* **DATA PROVIDED**
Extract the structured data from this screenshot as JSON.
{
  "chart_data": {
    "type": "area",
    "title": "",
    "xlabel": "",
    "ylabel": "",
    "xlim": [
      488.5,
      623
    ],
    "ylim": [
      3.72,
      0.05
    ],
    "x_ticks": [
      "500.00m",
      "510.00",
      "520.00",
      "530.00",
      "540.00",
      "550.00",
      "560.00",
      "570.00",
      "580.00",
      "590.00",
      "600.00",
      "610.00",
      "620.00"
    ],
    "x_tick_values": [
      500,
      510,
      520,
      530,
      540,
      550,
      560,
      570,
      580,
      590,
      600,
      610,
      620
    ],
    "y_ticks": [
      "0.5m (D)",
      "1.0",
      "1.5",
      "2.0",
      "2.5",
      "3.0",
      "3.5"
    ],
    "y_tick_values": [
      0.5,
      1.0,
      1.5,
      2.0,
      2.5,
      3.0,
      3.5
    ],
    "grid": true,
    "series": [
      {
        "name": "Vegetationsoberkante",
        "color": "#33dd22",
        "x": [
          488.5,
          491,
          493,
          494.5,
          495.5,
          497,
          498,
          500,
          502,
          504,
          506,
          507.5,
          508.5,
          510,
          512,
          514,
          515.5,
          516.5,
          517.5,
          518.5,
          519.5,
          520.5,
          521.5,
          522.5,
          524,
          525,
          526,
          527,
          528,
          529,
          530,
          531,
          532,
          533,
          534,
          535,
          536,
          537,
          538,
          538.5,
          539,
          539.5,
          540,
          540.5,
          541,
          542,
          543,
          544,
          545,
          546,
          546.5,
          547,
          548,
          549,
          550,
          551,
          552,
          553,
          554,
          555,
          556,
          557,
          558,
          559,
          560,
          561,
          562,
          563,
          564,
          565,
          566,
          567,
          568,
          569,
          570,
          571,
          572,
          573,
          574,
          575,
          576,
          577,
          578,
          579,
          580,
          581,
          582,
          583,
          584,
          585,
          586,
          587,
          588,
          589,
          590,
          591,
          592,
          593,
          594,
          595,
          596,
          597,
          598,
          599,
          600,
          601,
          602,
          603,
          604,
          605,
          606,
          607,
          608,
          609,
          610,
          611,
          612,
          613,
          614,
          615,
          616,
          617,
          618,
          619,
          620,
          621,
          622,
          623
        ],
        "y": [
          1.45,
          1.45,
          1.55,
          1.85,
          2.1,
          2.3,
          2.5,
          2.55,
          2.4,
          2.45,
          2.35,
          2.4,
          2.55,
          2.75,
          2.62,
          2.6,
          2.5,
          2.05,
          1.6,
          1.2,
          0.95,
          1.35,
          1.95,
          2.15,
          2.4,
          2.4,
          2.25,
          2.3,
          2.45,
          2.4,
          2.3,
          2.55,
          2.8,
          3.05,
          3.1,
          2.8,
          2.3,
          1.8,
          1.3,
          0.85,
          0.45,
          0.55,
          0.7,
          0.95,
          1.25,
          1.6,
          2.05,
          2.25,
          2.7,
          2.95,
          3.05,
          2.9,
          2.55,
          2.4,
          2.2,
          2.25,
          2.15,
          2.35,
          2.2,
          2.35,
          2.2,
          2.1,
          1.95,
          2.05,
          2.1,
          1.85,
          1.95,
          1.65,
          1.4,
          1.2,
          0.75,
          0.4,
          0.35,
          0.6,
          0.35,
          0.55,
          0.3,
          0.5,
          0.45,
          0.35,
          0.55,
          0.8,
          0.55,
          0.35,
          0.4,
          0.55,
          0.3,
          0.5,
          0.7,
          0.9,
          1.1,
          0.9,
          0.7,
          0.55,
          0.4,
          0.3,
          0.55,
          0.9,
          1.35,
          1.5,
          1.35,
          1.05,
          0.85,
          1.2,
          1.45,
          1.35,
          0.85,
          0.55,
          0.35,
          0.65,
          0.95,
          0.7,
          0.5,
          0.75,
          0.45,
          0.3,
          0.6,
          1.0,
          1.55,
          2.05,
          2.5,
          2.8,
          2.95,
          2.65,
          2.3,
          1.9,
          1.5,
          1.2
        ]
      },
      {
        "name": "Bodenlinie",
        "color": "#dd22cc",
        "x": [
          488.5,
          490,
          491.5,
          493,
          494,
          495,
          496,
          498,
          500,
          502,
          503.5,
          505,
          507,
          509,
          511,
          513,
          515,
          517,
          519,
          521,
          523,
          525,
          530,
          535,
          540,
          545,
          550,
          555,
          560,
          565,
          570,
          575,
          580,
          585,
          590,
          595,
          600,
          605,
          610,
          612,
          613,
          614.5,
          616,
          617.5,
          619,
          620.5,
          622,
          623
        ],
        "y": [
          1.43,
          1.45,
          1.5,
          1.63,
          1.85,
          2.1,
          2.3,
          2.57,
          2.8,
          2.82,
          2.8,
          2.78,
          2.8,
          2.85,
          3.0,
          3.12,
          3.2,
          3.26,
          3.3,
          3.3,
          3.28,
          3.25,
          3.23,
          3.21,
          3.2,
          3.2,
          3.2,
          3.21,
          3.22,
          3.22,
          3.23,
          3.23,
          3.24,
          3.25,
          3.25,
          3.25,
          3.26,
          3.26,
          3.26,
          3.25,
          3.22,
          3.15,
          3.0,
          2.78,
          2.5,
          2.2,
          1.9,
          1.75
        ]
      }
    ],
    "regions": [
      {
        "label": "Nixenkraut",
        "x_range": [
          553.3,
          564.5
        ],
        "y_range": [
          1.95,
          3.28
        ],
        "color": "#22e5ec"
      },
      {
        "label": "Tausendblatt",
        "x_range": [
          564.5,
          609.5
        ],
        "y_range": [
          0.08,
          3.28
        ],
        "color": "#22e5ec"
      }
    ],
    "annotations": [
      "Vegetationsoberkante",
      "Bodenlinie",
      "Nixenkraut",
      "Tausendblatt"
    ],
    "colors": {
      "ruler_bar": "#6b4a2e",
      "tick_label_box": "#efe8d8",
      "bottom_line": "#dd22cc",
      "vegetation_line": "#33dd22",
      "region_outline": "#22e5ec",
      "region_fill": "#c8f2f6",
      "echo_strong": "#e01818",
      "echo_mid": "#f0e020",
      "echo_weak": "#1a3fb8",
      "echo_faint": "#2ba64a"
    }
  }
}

* **INSTRUCTION**
Write out all the records above again, exactly as they stand.

* **EXERCISE SOLUTION**
Extract the structured data from this screenshot as JSON.
{
  "chart_data": {
    "type": "area",
    "title": "",
    "xlabel": "",
    "ylabel": "",
    "xlim": [
      488.5,
      623
    ],
    "ylim": [
      3.72,
      0.05
    ],
    "x_ticks": [
      "500.00m",
      "510.00",
      "520.00",
      "530.00",
      "540.00",
      "550.00",
      "560.00",
      "570.00",
      "580.00",
      "590.00",
      "600.00",
      "610.00",
      "620.00"
    ],
    "x_tick_values": [
      500,
      510,
      520,
      530,
      540,
      550,
      560,
      570,
      580,
      590,
      600,
      610,
      620
    ],
    "y_ticks": [
      "0.5m (D)",
      "1.0",
      "1.5",
      "2.0",
      "2.5",
      "3.0",
      "3.5"
    ],
    "y_tick_values": [
      0.5,
      1.0,
      1.5,
      2.0,
      2.5,
      3.0,
      3.5
    ],
    "grid": true,
    "series": [
      {
        "name": "Vegetationsoberkante",
        "color": "#33dd22",
        "x": [
          488.5,
          491,
          493,
          494.5,
          495.5,
          497,
          498,
          500,
          502,
          504,
          506,
          507.5,
          508.5,
          510,
          512,
          514,
          515.5,
          516.5,
          517.5,
          518.5,
          519.5,
          520.5,
          521.5,
          522.5,
          524,
          525,
          526,
          527,
          528,
          529,
          530,
          531,
          532,
          533,
          534,
          535,
          536,
          537,
          538,
          538.5,
          539,
          539.5,
          540,
          540.5,
          541,
          542,
          543,
          544,
          545,
          546,
          546.5,
          547,
          548,
          549,
          550,
          551,
          552,
          553,
          554,
          555,
          556,
          557,
          558,
          559,
          560,
          561,
          562,
          563,
          564,
          565,
          566,
          567,
          568,
          569,
          570,
          571,
          572,
          573,
          574,
          575,
          576,
          577,
          578,
          579,
          580,
          581,
          582,
          583,
          584,
          585,
          586,
          587,
          588,
          589,
          590,
          591,
          592,
          593,
          594,
          595,
          596,
          597,
          598,
          599,
          600,
          601,
          602,
          603,
          604,
          605,
          606,
          607,
          608,
          609,
          610,
          611,
          612,
          613,
          614,
          615,
          616,
          617,
          618,
          619,
          620,
          621,
          622,
          623
        ],
        "y": [
          1.45,
          1.45,
          1.55,
          1.85,
          2.1,
          2.3,
          2.5,
          2.55,
          2.4,
          2.45,
          2.35,
          2.4,
          2.55,
          2.75,
          2.62,
          2.6,
          2.5,
          2.05,
          1.6,
          1.2,
          0.95,
          1.35,
          1.95,
          2.15,
          2.4,
          2.4,
          2.25,
          2.3,
          2.45,
          2.4,
          2.3,
          2.55,
          2.8,
          3.05,
          3.1,
          2.8,
          2.3,
          1.8,
          1.3,
          0.85,
          0.45,
          0.55,
          0.7,
          0.95,
          1.25,
          1.6,
          2.05,
          2.25,
          2.7,
          2.95,
          3.05,
          2.9,
          2.55,
          2.4,
          2.2,
          2.25,
          2.15,
          2.35,
          2.2,
          2.35,
          2.2,
          2.1,
          1.95,
          2.05,
          2.1,
          1.85,
          1.95,
          1.65,
          1.4,
          1.2,
          0.75,
          0.4,
          0.35,
          0.6,
          0.35,
          0.55,
          0.3,
          0.5,
          0.45,
          0.35,
          0.55,
          0.8,
          0.55,
          0.35,
          0.4,
          0.55,
          0.3,
          0.5,
          0.7,
          0.9,
          1.1,
          0.9,
          0.7,
          0.55,
          0.4,
          0.3,
          0.55,
          0.9,
          1.35,
          1.5,
          1.35,
          1.05,
          0.85,
          1.2,
          1.45,
          1.35,
          0.85,
          0.55,
          0.35,
          0.65,
          0.95,
          0.7,
          0.5,
          0.75,
          0.45,
          0.3,
          0.6,
          1.0,
          1.55,
          2.05,
          2.5,
          2.8,
          2.95,
          2.65,
          2.3,
          1.9,
          1.5,
          1.2
        ]
      },
      {
        "name": "Bodenlinie",
        "color": "#dd22cc",
        "x": [
          488.5,
          490,
          491.5,
          493,
          494,
          495,
          496,
          498,
          500,
          502,
          503.5,
          505,
          507,
          509,
          511,
          513,
          515,
          517,
          519,
          521,
          523,
          525,
          530,
          535,
          540,
          545,
          550,
          555,
          560,
          565,
          570,
          575,
          580,
          585,
          590,
          595,
          600,
          605,
          610,
          612,
          613,
          614.5,
          616,
          617.5,
          619,
          620.5,
          622,
          623
        ],
        "y": [
          1.43,
          1.45,
          1.5,
          1.63,
          1.85,
          2.1,
          2.3,
          2.57,
          2.8,
          2.82,
          2.8,
          2.78,
          2.8,
          2.85,
          3.0,
          3.12,
          3.2,
          3.26,
          3.3,
          3.3,
          3.28,
          3.25,
          3.23,
          3.21,
          3.2,
          3.2,
          3.2,
          3.21,
          3.22,
          3.22,
          3.23,
          3.23,
          3.24,
          3.25,
          3.25,
          3.25,
          3.26,
          3.26,
          3.26,
          3.25,
          3.22,
          3.15,
          3.0,
          2.78,
          2.5,
          2.2,
          1.9,
          1.75
        ]
      }
    ],
    "regions": [
      {
        "label": "Nixenkraut",
        "x_range": [
          553.3,
          564.5
        ],
        "y_range": [
          1.95,
          3.28
        ],
        "color": "#22e5ec"
      },
      {
        "label": "Tausendblatt",
        "x_range": [
          564.5,
          609.5
        ],
        "y_range": [
          0.08,
          3.28
        ],
        "color": "#22e5ec"
      }
    ],
    "annotations": [
      "Vegetationsoberkante",
      "Bodenlinie",
      "Nixenkraut",
      "Tausendblatt"
    ],
    "colors": {
      "ruler_bar": "#6b4a2e",
      "tick_label_box": "#efe8d8",
      "bottom_line": "#dd22cc",
      "vegetation_line": "#33dd22",
      "region_outline": "#22e5ec",
      "region_fill": "#c8f2f6",
      "echo_strong": "#e01818",
      "echo_mid": "#f0e020",
      "echo_weak": "#1a3fb8",
      "echo_faint": "#2ba64a"
    }
  }
}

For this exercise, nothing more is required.